*** RECORD LIST

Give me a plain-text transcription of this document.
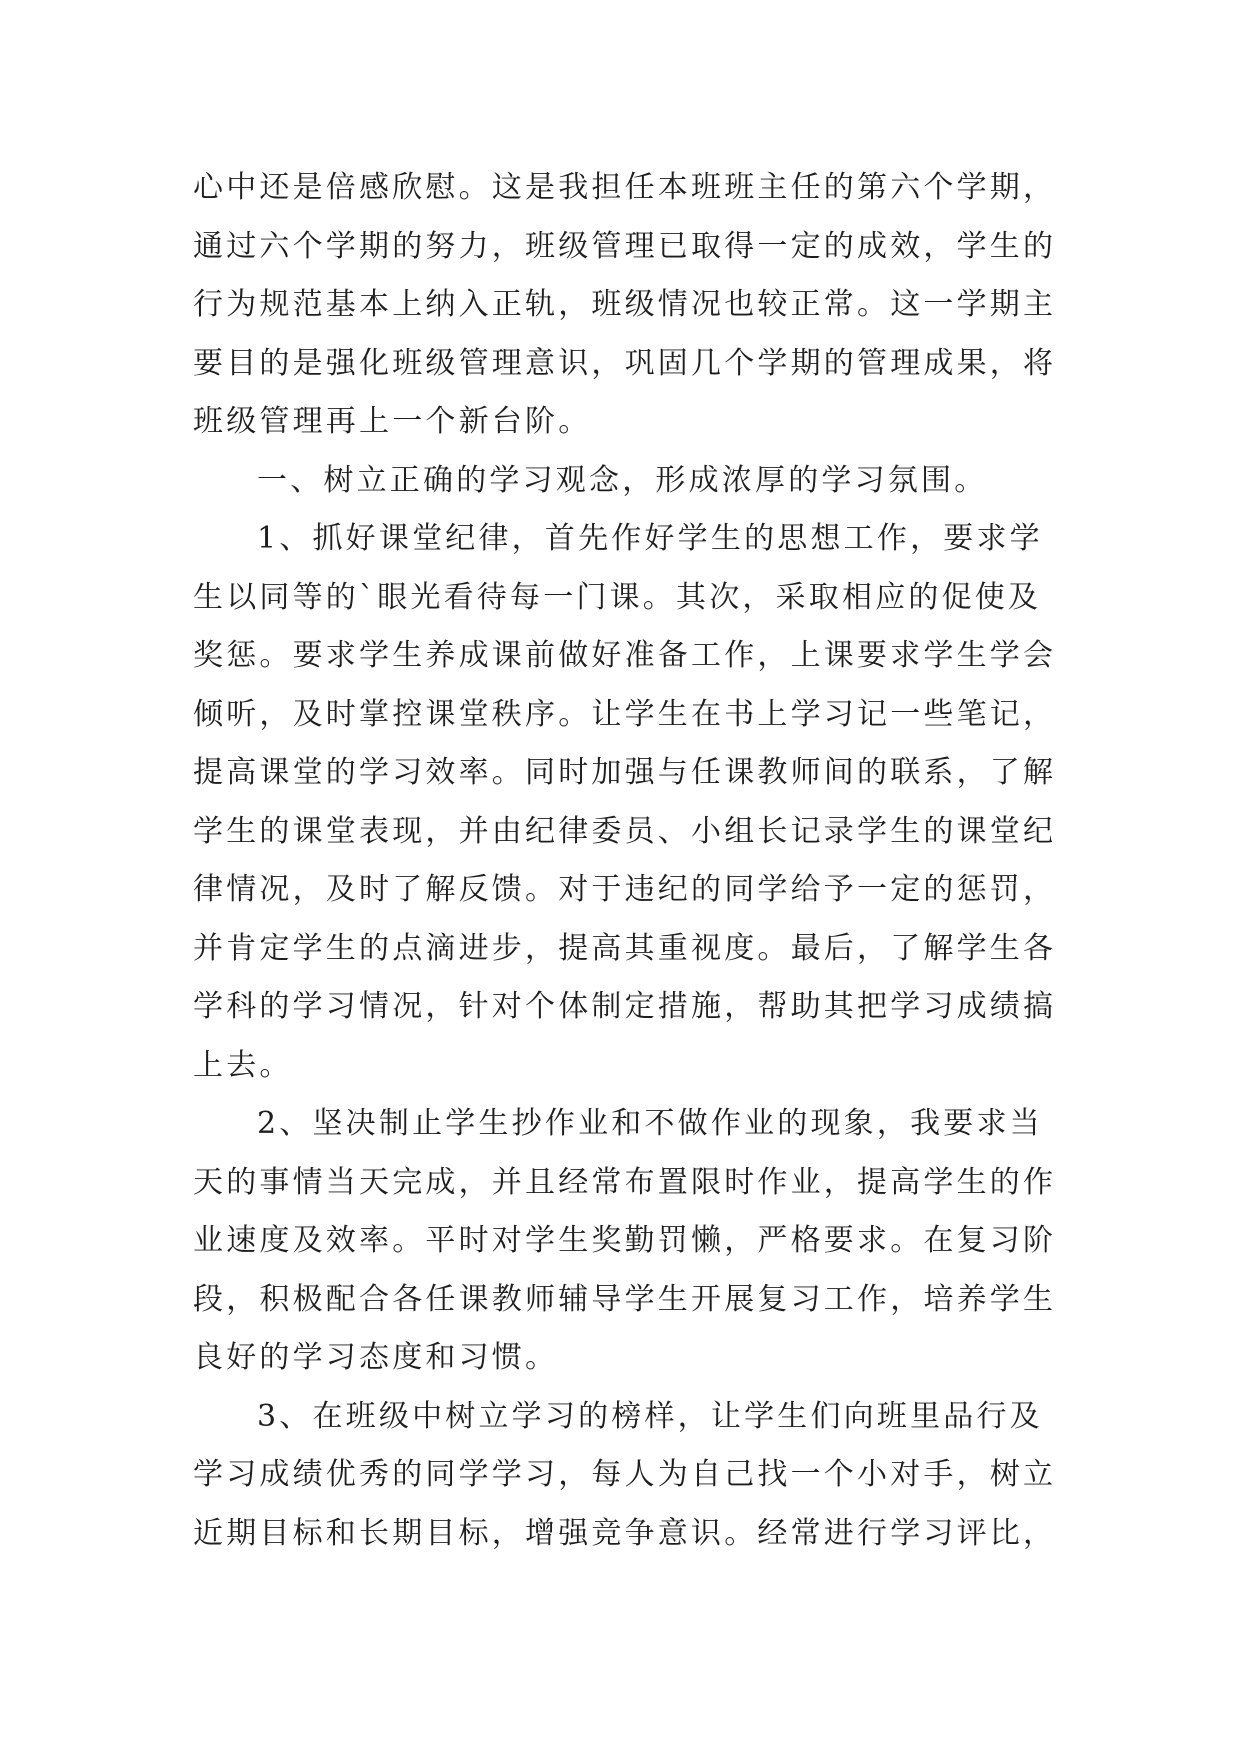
心中还是倍感欣慰。这是我担任本班班主任的第六个学期，
通过六个学期的努力，班级管理已取得一定的成效，学生的
行为规范基本上纳入正轨，班级情况也较正常。这一学期主
要目的是强化班级管理意识，巩固几个学期的管理成果，将
班级管理再上一个新台阶。
一、树立正确的学习观念，形成浓厚的学习氛围。
1、抓好课堂纪律，首先作好学生的思想工作，要求学
生以同等的`眼光看待每一门课。其次，采取相应的促使及
奖惩。要求学生养成课前做好准备工作，上课要求学生学会
倾听，及时掌控课堂秩序。让学生在书上学习记一些笔记，
提高课堂的学习效率。同时加强与任课教师间的联系，了解
学生的课堂表现，并由纪律委员、小组长记录学生的课堂纪
律情况，及时了解反馈。对于违纪的同学给予一定的惩罚，
并肯定学生的点滴进步，提高其重视度。最后，了解学生各
学科的学习情况，针对个体制定措施，帮助其把学习成绩搞
上去。
2、坚决制止学生抄作业和不做作业的现象，我要求当
天的事情当天完成，并且经常布置限时作业，提高学生的作
业速度及效率。平时对学生奖勤罚懒，严格要求。在复习阶
段，积极配合各任课教师辅导学生开展复习工作，培养学生
良好的学习态度和习惯。
3、在班级中树立学习的榜样，让学生们向班里品行及
学习成绩优秀的同学学习，每人为自己找一个小对手，树立
近期目标和长期目标，增强竞争意识。经常进行学习评比，
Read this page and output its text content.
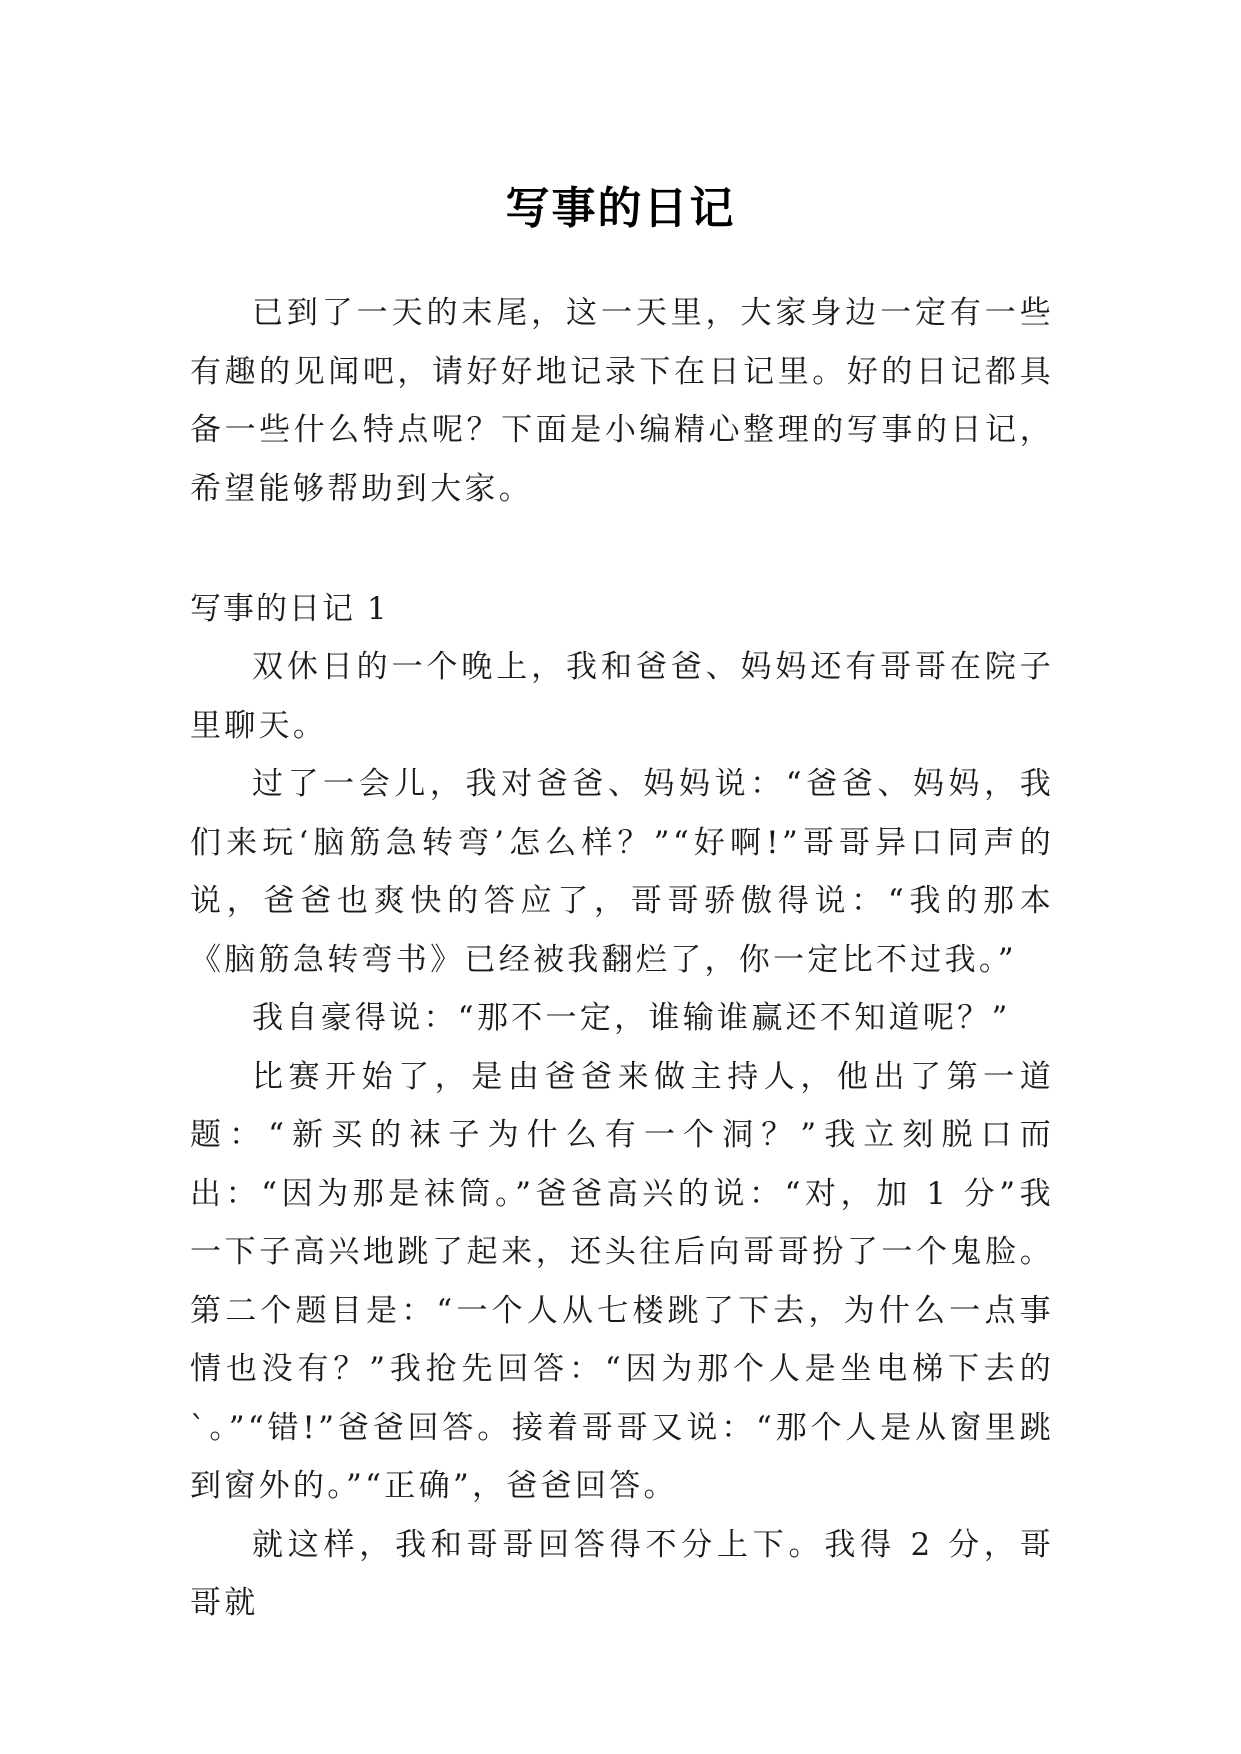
写事的日记

已到了一天的末尾，这一天里，大家身边一定有一些有趣的见闻吧，请好好地记录下在日记里。好的日记都具备一些什么特点呢？下面是小编精心整理的写事的日记，希望能够帮助到大家。

写事的日记 1

双休日的一个晚上，我和爸爸、妈妈还有哥哥在院子里聊天。

过了一会儿，我对爸爸、妈妈说：“爸爸、妈妈，我们来玩‘脑筋急转弯’怎么样？”“好啊!”哥哥异口同声的说，爸爸也爽快的答应了，哥哥骄傲得说：“我的那本《脑筋急转弯书》已经被我翻烂了，你一定比不过我。”

我自豪得说：“那不一定，谁输谁赢还不知道呢？”

比赛开始了，是由爸爸来做主持人，他出了第一道题：“新买的袜子为什么有一个洞？”我立刻脱口而出：“因为那是袜筒。”爸爸高兴的说：“对，加 1 分”我一下子高兴地跳了起来，还头往后向哥哥扮了一个鬼脸。第二个题目是：“一个人从七楼跳了下去，为什么一点事情也没有？”我抢先回答：“因为那个人是坐电梯下去的`。”“错!”爸爸回答。接着哥哥又说：“那个人是从窗里跳到窗外的。”“正确”，爸爸回答。

就这样，我和哥哥回答得不分上下。我得 2 分，哥哥就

******

• EXERCISE INSTRUCTIONS: Restate the whole of the material word for word without the pictures.

• SOLUTION:
Give me a plain-text transcription of this document.
心中还是倍感欣慰。这是我担任本班班主任的第六个学期，
通过六个学期的努力，班级管理已取得一定的成效，学生的
行为规范基本上纳入正轨，班级情况也较正常。这一学期主
要目的是强化班级管理意识，巩固几个学期的管理成果，将
班级管理再上一个新台阶。
一、树立正确的学习观念，形成浓厚的学习氛围。
1、抓好课堂纪律，首先作好学生的思想工作，要求学
生以同等的`眼光看待每一门课。其次，采取相应的促使及
奖惩。要求学生养成课前做好准备工作，上课要求学生学会
倾听，及时掌控课堂秩序。让学生在书上学习记一些笔记，
提高课堂的学习效率。同时加强与任课教师间的联系，了解
学生的课堂表现，并由纪律委员、小组长记录学生的课堂纪
律情况，及时了解反馈。对于违纪的同学给予一定的惩罚，
并肯定学生的点滴进步，提高其重视度。最后，了解学生各
学科的学习情况，针对个体制定措施，帮助其把学习成绩搞
上去。
2、坚决制止学生抄作业和不做作业的现象，我要求当
天的事情当天完成，并且经常布置限时作业，提高学生的作
业速度及效率。平时对学生奖勤罚懒，严格要求。在复习阶
段，积极配合各任课教师辅导学生开展复习工作，培养学生
良好的学习态度和习惯。
3、在班级中树立学习的榜样，让学生们向班里品行及
学习成绩优秀的同学学习，每人为自己找一个小对手，树立
近期目标和长期目标，增强竞争意识。经常进行学习评比，
Read this page and output its text content.
写事的日记

已到了一天的末尾，这一天里，大家身边一定有一些有趣的见闻吧，请好好地记录下在日记里。好的日记都具备一些什么特点呢？下面是小编精心整理的写事的日记，希望能够帮助到大家。

写事的日记 1

双休日的一个晚上，我和爸爸、妈妈还有哥哥在院子里聊天。

过了一会儿，我对爸爸、妈妈说：“爸爸、妈妈，我们来玩‘脑筋急转弯’怎么样？”“好啊!”哥哥异口同声的说，爸爸也爽快的答应了，哥哥骄傲得说：“我的那本《脑筋急转弯书》已经被我翻烂了，你一定比不过我。”

我自豪得说：“那不一定，谁输谁赢还不知道呢？”

比赛开始了，是由爸爸来做主持人，他出了第一道题：“新买的袜子为什么有一个洞？”我立刻脱口而出：“因为那是袜筒。”爸爸高兴的说：“对，加 1 分”我一下子高兴地跳了起来，还头往后向哥哥扮了一个鬼脸。第二个题目是：“一个人从七楼跳了下去，为什么一点事情也没有？”我抢先回答：“因为那个人是坐电梯下去的`。”“错!”爸爸回答。接着哥哥又说：“那个人是从窗里跳到窗外的。”“正确”，爸爸回答。

就这样，我和哥哥回答得不分上下。我得 2 分，哥哥就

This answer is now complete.